## Task to complete:
Every line that holds the string "courant" is to be identified and copied.

(Dataset items)
»»
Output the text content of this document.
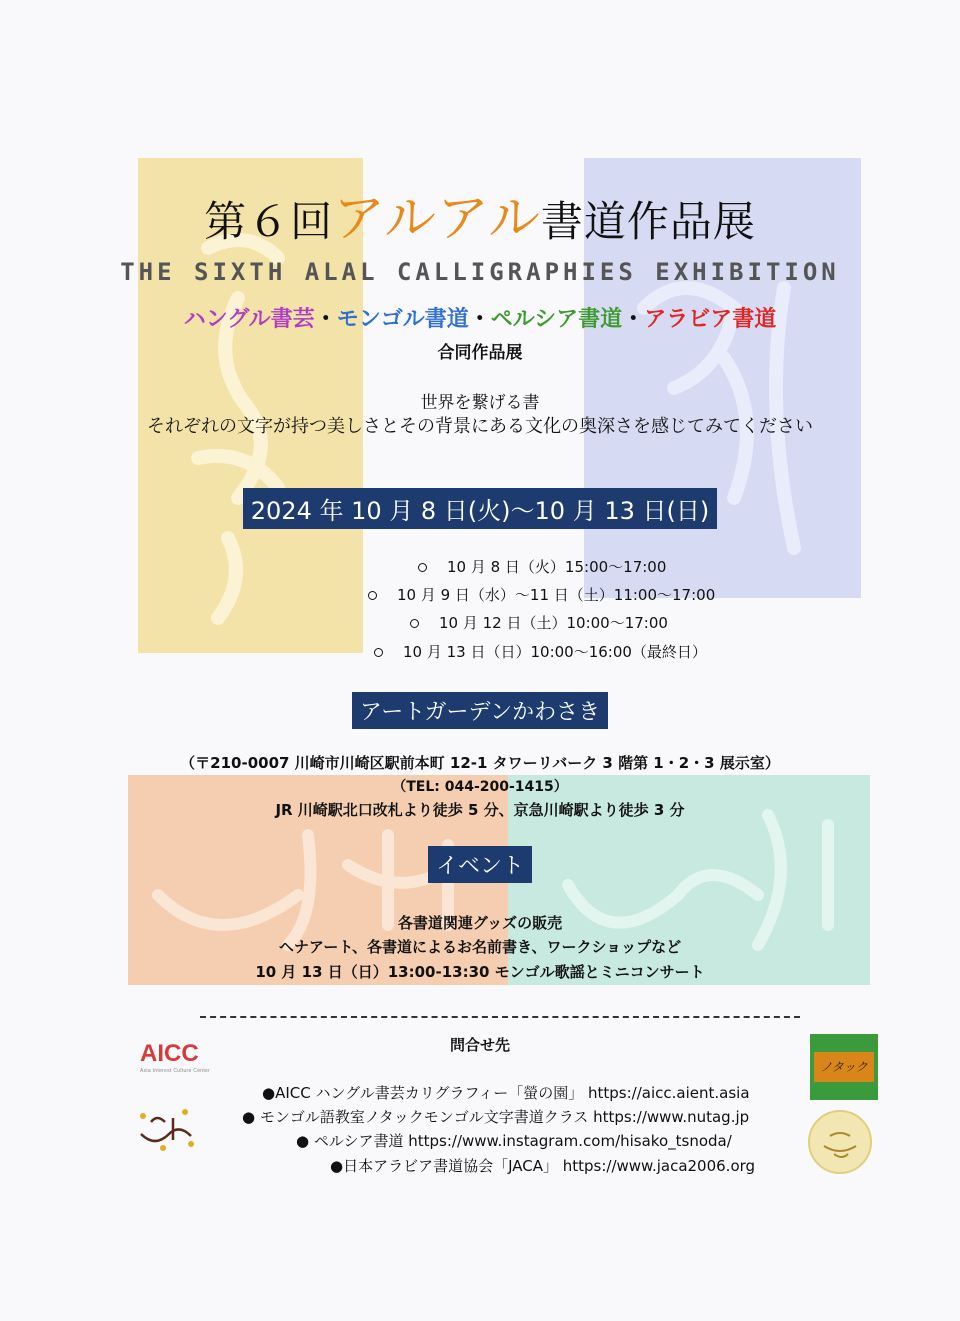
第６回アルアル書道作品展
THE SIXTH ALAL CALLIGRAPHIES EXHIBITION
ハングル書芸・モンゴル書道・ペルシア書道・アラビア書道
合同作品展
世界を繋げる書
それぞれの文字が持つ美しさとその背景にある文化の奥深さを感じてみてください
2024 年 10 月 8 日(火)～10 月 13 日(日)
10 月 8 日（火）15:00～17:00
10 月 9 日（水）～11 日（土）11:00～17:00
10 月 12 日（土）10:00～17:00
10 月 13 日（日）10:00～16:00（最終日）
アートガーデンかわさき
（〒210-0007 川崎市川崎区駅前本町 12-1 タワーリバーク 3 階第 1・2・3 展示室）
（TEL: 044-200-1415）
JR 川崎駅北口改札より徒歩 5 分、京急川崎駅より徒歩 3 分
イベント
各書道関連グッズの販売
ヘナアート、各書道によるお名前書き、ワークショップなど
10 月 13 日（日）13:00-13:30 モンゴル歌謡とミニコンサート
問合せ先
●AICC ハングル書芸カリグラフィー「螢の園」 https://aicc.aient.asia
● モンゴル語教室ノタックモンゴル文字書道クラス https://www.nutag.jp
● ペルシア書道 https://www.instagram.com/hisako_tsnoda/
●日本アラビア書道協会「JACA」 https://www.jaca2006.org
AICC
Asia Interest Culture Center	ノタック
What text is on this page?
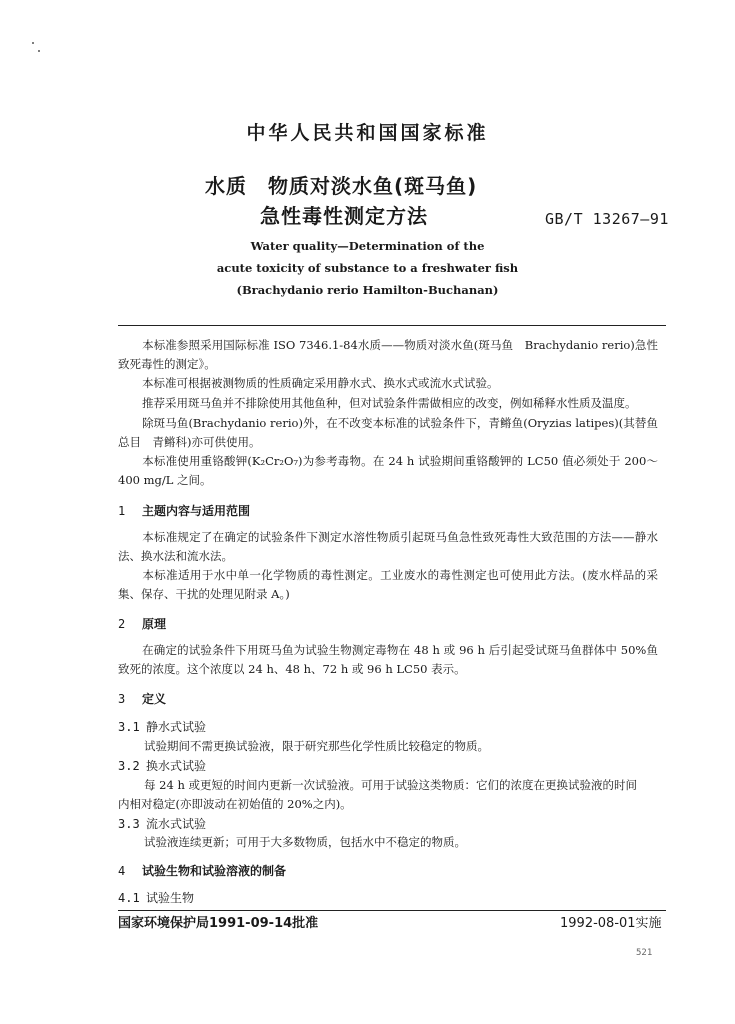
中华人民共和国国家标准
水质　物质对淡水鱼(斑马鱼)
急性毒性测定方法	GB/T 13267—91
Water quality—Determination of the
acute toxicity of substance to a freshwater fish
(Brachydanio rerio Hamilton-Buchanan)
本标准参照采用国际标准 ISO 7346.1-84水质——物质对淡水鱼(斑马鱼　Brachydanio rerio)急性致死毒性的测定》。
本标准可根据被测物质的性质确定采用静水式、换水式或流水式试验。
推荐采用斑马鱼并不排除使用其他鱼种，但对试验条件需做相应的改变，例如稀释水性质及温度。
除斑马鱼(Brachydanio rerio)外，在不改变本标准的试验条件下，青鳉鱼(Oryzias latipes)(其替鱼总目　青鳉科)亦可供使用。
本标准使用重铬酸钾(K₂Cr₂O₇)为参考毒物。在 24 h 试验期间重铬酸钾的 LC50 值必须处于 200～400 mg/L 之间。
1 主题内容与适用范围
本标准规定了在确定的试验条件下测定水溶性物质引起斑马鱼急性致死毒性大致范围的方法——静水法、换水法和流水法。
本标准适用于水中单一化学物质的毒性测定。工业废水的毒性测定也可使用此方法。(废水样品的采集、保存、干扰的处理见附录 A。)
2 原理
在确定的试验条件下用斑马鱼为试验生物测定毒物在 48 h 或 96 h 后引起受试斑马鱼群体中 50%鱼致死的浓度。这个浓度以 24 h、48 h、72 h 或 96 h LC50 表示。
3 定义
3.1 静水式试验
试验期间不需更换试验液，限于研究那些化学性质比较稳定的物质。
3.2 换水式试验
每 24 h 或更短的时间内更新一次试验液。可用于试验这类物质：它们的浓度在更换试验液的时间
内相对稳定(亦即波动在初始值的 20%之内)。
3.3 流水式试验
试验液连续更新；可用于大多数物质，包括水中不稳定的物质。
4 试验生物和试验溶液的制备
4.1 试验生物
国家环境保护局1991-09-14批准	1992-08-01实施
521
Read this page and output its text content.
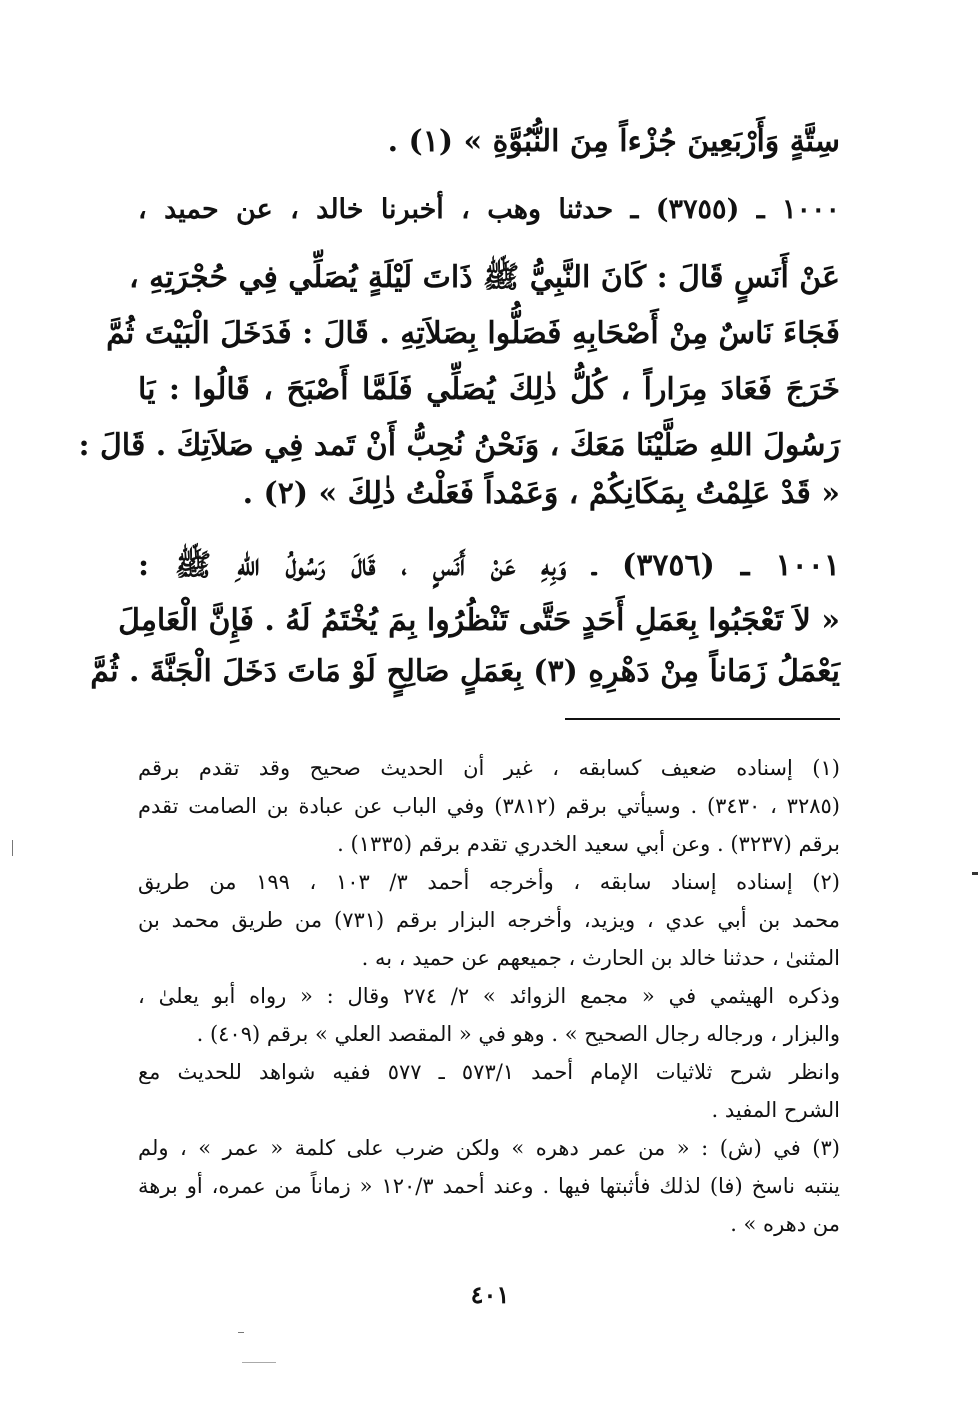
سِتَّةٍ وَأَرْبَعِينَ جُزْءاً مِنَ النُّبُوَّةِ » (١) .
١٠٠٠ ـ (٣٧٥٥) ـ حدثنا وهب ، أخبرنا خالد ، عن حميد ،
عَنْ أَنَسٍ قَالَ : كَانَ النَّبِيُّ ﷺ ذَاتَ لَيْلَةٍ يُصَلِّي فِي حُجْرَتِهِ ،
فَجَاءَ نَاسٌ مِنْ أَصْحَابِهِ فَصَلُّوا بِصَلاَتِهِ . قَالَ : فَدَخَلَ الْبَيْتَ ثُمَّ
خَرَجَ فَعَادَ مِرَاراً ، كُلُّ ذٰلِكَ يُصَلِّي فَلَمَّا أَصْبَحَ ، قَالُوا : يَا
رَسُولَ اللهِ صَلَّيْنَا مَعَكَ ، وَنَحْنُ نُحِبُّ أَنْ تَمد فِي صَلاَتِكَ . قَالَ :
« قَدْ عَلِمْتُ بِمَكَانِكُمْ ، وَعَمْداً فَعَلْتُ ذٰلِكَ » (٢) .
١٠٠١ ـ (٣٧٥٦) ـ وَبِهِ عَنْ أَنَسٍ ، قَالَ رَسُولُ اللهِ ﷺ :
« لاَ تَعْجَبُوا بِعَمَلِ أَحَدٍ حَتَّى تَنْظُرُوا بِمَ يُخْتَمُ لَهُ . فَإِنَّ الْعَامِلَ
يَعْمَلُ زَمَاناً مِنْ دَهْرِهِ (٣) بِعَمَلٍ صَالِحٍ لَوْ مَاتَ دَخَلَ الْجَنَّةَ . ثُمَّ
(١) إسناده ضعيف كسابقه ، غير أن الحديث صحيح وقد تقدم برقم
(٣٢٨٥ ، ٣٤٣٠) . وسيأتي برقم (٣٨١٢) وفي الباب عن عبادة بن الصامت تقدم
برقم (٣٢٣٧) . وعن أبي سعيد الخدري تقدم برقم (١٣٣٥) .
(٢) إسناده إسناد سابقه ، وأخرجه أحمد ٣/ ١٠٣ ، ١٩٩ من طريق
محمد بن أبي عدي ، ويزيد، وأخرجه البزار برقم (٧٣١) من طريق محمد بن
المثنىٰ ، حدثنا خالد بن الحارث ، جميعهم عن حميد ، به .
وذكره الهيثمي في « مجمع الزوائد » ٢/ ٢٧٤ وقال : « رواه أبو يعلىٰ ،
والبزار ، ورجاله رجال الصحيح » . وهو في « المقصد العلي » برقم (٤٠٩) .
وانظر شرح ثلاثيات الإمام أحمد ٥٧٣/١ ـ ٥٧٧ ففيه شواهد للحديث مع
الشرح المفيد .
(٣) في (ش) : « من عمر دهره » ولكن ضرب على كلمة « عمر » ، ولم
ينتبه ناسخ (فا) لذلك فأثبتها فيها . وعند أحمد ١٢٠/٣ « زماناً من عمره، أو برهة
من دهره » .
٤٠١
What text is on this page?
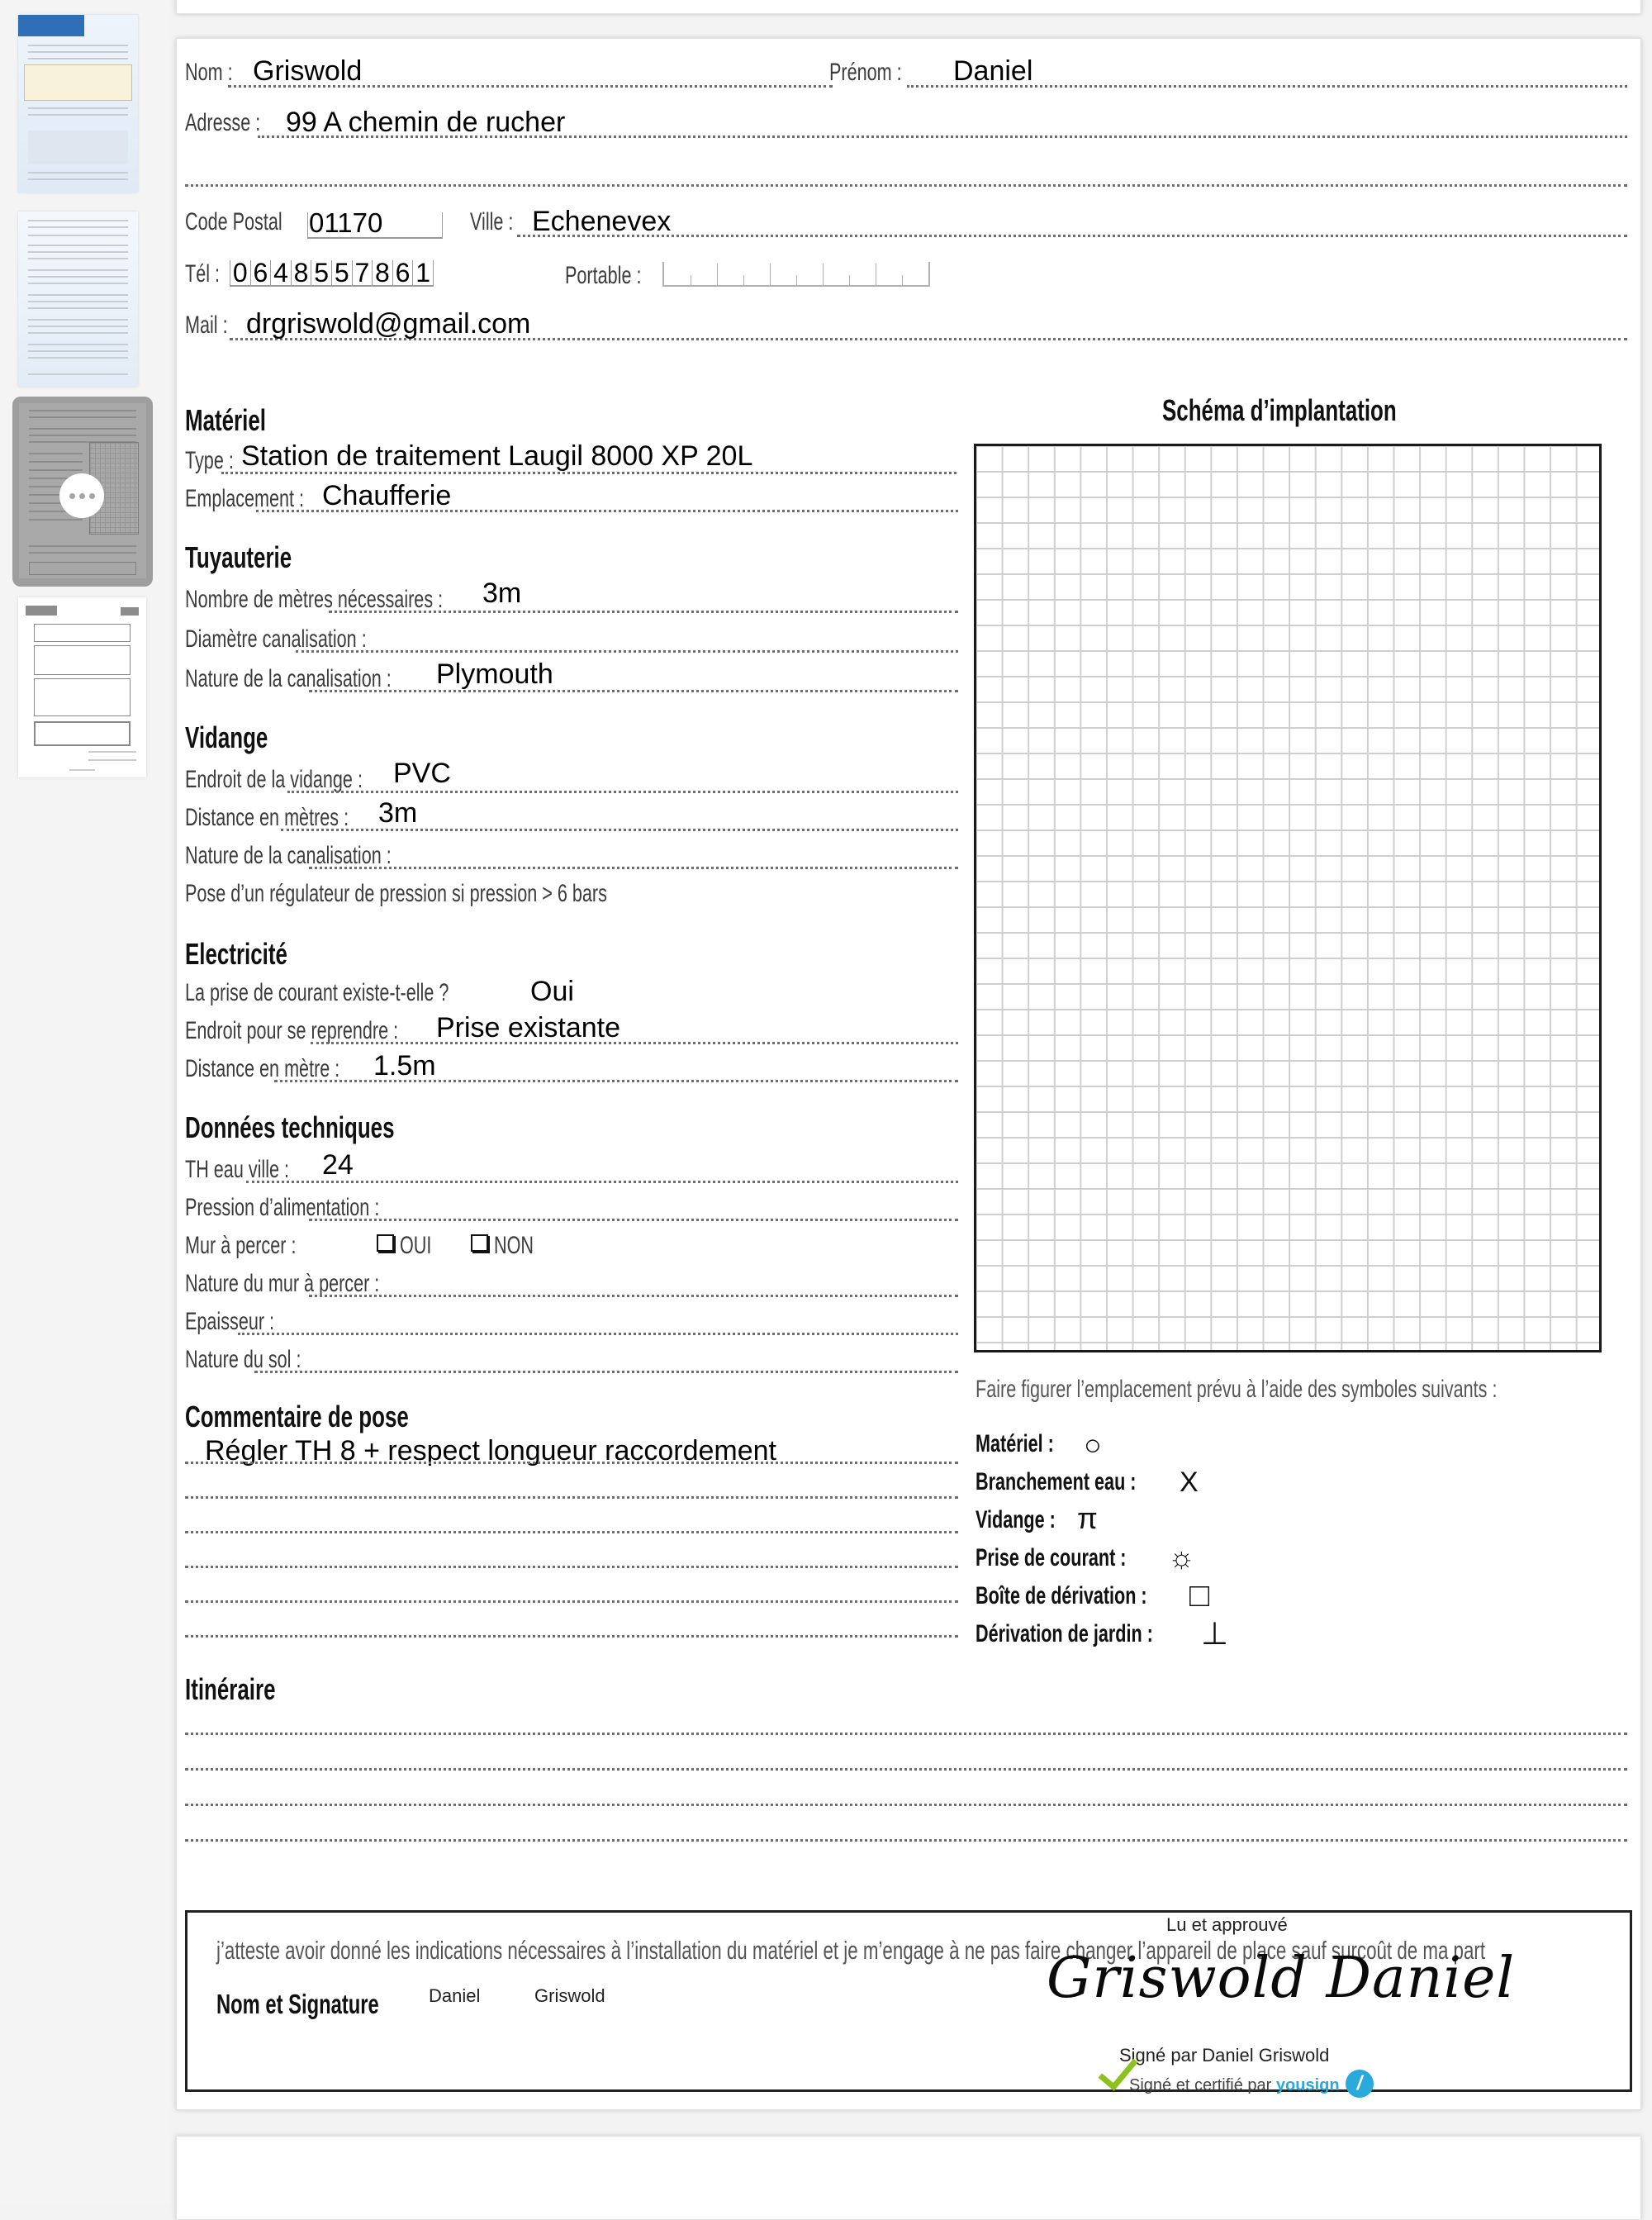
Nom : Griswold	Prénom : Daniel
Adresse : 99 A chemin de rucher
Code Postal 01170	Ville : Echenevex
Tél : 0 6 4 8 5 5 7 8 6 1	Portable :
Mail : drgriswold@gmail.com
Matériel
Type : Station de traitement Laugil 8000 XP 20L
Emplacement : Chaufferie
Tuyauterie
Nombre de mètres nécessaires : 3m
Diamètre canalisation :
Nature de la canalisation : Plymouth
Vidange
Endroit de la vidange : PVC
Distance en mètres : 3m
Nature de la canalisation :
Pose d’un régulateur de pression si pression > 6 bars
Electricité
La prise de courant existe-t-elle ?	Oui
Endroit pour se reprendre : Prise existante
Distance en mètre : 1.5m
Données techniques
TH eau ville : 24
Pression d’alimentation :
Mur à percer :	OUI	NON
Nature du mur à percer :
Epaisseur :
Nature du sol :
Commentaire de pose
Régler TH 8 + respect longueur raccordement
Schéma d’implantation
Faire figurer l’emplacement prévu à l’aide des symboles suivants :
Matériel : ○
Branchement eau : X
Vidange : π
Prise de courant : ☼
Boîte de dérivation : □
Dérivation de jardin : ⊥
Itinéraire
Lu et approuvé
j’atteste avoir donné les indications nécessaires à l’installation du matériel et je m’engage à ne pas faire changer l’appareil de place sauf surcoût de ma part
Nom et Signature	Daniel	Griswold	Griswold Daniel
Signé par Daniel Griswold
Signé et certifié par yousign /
««
## Expected answer:
La prise de courant existe-t-elle ?	Oui
Prise de courant : ☼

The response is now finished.